▸ TASK DESCRIPTION
Please repeat, word for word, every row from the one containing "x-tick-label: 0,25 xyxy=(788,910,902,964)" to the one containing "plot-frame xyxy=(216,96,1259,894)", both of those rows included.

▸ LISTED RECORDS
•••••

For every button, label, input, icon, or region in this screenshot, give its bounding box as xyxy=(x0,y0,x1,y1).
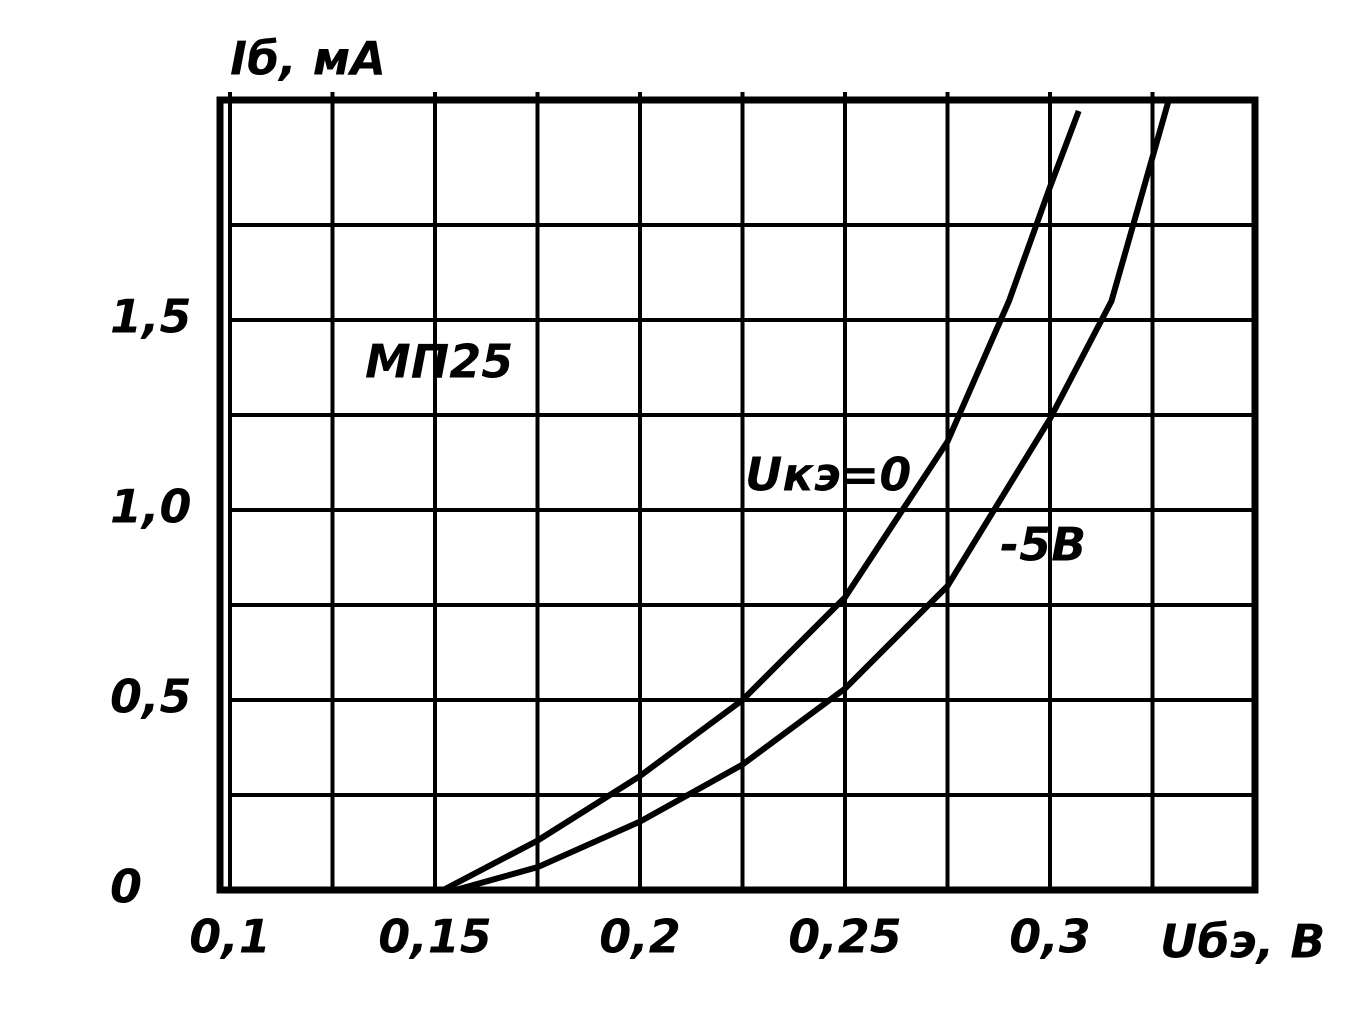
x-tick-label: 0,25 xyxy=(788,910,902,964)
y-tick-label: 1,0 xyxy=(110,480,192,534)
y-tick-label: 0 xyxy=(110,860,142,914)
series-line xyxy=(454,98,1172,893)
y-axis-label: Iб, мА xyxy=(230,32,386,86)
series-label: -5В xyxy=(1000,518,1086,572)
x-tick-label: 0,2 xyxy=(599,910,681,964)
x-axis-label: Uбэ, В xyxy=(1160,915,1325,969)
y-tick-label: 0,5 xyxy=(110,670,192,724)
series-line xyxy=(441,109,1082,893)
y-tick-label: 1,5 xyxy=(110,290,192,344)
x-tick-label: 0,15 xyxy=(378,910,492,964)
x-tick-label: 0,1 xyxy=(189,910,271,964)
plot-frame xyxy=(216,96,1259,894)
x-tick-label: 0,3 xyxy=(1009,910,1091,964)
annotation: МП25 xyxy=(365,335,513,389)
series-label: Uкэ=0 xyxy=(745,448,911,502)
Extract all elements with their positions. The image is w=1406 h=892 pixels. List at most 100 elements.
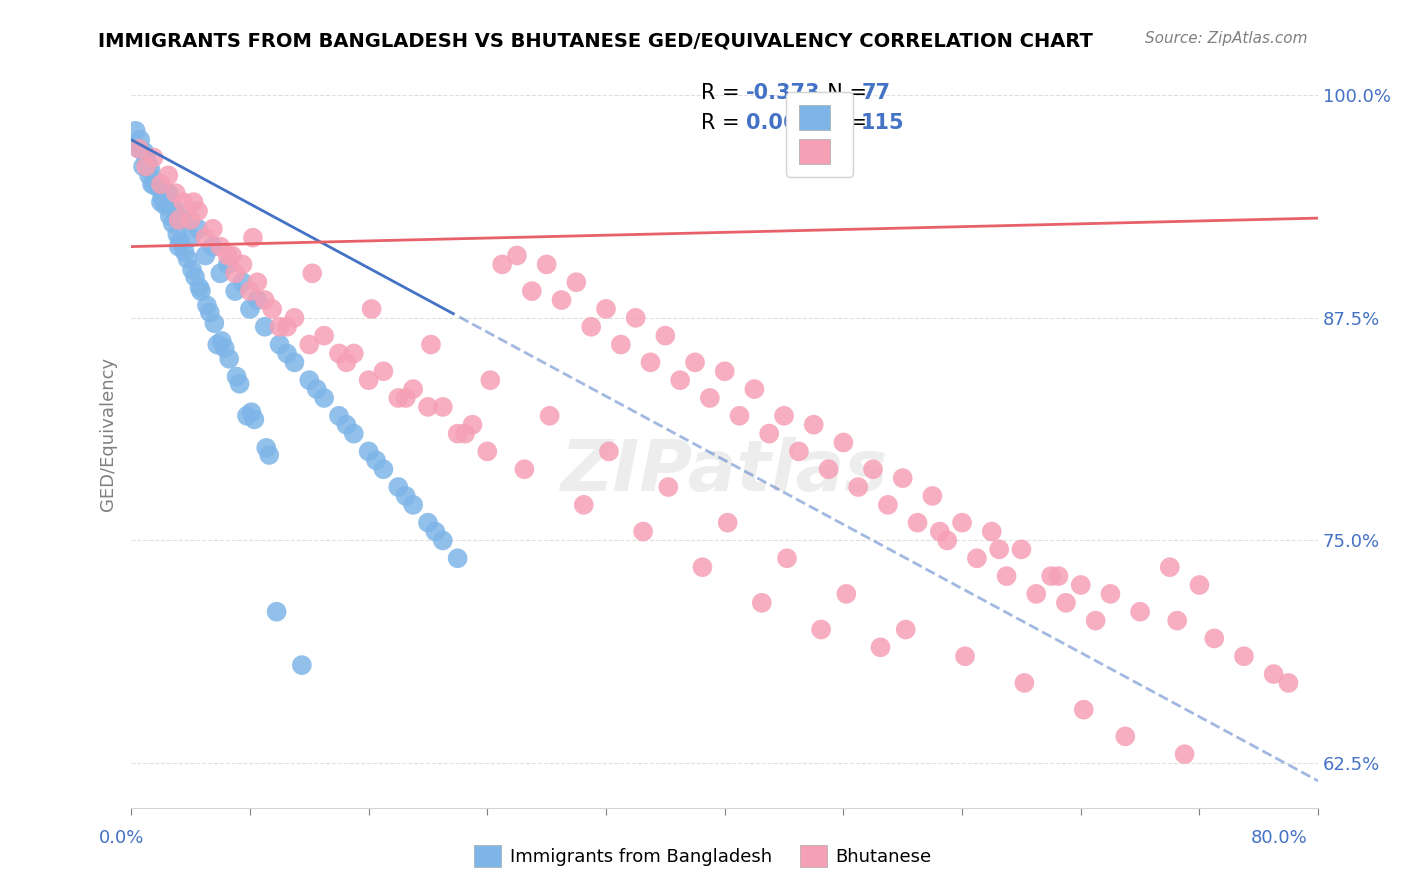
- Point: [149, 195, 172, 210]
- Point: [283, 310, 305, 325]
- Point: [624, 310, 647, 325]
- Point: [640, 355, 662, 369]
- Text: 80.0%: 80.0%: [1251, 829, 1308, 847]
- Point: [692, 560, 714, 574]
- Point: [1073, 703, 1095, 717]
- Point: [1233, 649, 1256, 664]
- Text: 0.0%: 0.0%: [98, 829, 143, 847]
- Point: [810, 623, 832, 637]
- Point: [610, 337, 633, 351]
- Point: [1188, 578, 1211, 592]
- Point: [246, 275, 269, 289]
- Point: [195, 298, 218, 312]
- Point: [832, 435, 855, 450]
- Point: [257, 448, 280, 462]
- Point: [298, 337, 321, 351]
- Point: [146, 181, 169, 195]
- Point: [180, 213, 202, 227]
- Point: [1099, 587, 1122, 601]
- Point: [231, 275, 253, 289]
- Point: [141, 178, 163, 192]
- Point: [301, 266, 323, 280]
- Point: [172, 195, 194, 210]
- Point: [506, 248, 529, 262]
- Point: [132, 160, 155, 174]
- Point: [253, 293, 276, 307]
- Point: [536, 257, 558, 271]
- Point: [862, 462, 884, 476]
- Point: [1204, 632, 1226, 646]
- Point: [129, 133, 152, 147]
- Point: [169, 234, 191, 248]
- Point: [269, 319, 291, 334]
- Point: [262, 301, 284, 316]
- Point: [167, 239, 190, 253]
- Point: [239, 301, 262, 316]
- Point: [550, 293, 572, 307]
- Point: [1166, 614, 1188, 628]
- Point: [211, 334, 233, 348]
- Point: [198, 305, 221, 319]
- Point: [181, 262, 204, 277]
- Point: [218, 351, 240, 366]
- Point: [172, 213, 194, 227]
- Point: [395, 489, 418, 503]
- Point: [579, 319, 602, 334]
- Point: [134, 145, 156, 160]
- Point: [298, 373, 321, 387]
- Point: [654, 328, 676, 343]
- Point: [595, 301, 617, 316]
- Point: [266, 605, 288, 619]
- Point: [1277, 676, 1299, 690]
- Text: -0.373: -0.373: [747, 83, 821, 103]
- Point: [202, 316, 225, 330]
- Point: [631, 524, 654, 539]
- Point: [283, 355, 305, 369]
- Point: [269, 337, 291, 351]
- Point: [243, 412, 266, 426]
- Point: [343, 346, 366, 360]
- Point: [803, 417, 825, 432]
- Point: [314, 391, 336, 405]
- Point: [139, 163, 162, 178]
- Point: [184, 269, 207, 284]
- Point: [188, 280, 211, 294]
- Point: [335, 417, 357, 432]
- Point: [228, 376, 250, 391]
- Point: [224, 266, 246, 280]
- Point: [157, 169, 180, 183]
- Point: [683, 355, 706, 369]
- Point: [491, 257, 513, 271]
- Point: [180, 230, 202, 244]
- Point: [966, 551, 988, 566]
- Y-axis label: GED/Equivalency: GED/Equivalency: [100, 357, 117, 511]
- Point: [520, 284, 543, 298]
- Point: [176, 252, 198, 266]
- Point: [201, 221, 224, 235]
- Text: N =: N =: [814, 113, 873, 133]
- Point: [157, 186, 180, 201]
- Point: [165, 186, 187, 201]
- Point: [995, 569, 1018, 583]
- Point: [242, 230, 264, 244]
- Point: [159, 210, 181, 224]
- Point: [751, 596, 773, 610]
- Point: [187, 221, 209, 235]
- Point: [598, 444, 620, 458]
- Point: [239, 284, 262, 298]
- Point: [921, 489, 943, 503]
- Point: [835, 587, 858, 601]
- Point: [953, 649, 976, 664]
- Point: [209, 266, 232, 280]
- Point: [432, 400, 454, 414]
- Point: [1129, 605, 1152, 619]
- Point: [136, 156, 159, 170]
- Point: [373, 364, 395, 378]
- Point: [728, 409, 751, 423]
- Point: [699, 391, 721, 405]
- Legend: Immigrants from Bangladesh, Bhutanese: Immigrants from Bangladesh, Bhutanese: [467, 838, 939, 874]
- Point: [328, 409, 350, 423]
- Point: [217, 248, 239, 262]
- Point: [928, 524, 950, 539]
- Point: [149, 178, 172, 192]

•••••

▸ THE OUTPUT
x-tick-label: 0,25 xyxy=(788,910,902,964)
y-tick-label: 1,0 xyxy=(110,480,192,534)
y-tick-label: 0 xyxy=(110,860,142,914)
series-line xyxy=(454,98,1172,893)
y-axis-label: Iб, мА xyxy=(230,32,386,86)
series-label: -5В xyxy=(1000,518,1086,572)
x-tick-label: 0,2 xyxy=(599,910,681,964)
x-axis-label: Uбэ, В xyxy=(1160,915,1325,969)
y-tick-label: 0,5 xyxy=(110,670,192,724)
series-line xyxy=(441,109,1082,893)
y-tick-label: 1,5 xyxy=(110,290,192,344)
x-tick-label: 0,15 xyxy=(378,910,492,964)
x-tick-label: 0,1 xyxy=(189,910,271,964)
plot-frame xyxy=(216,96,1259,894)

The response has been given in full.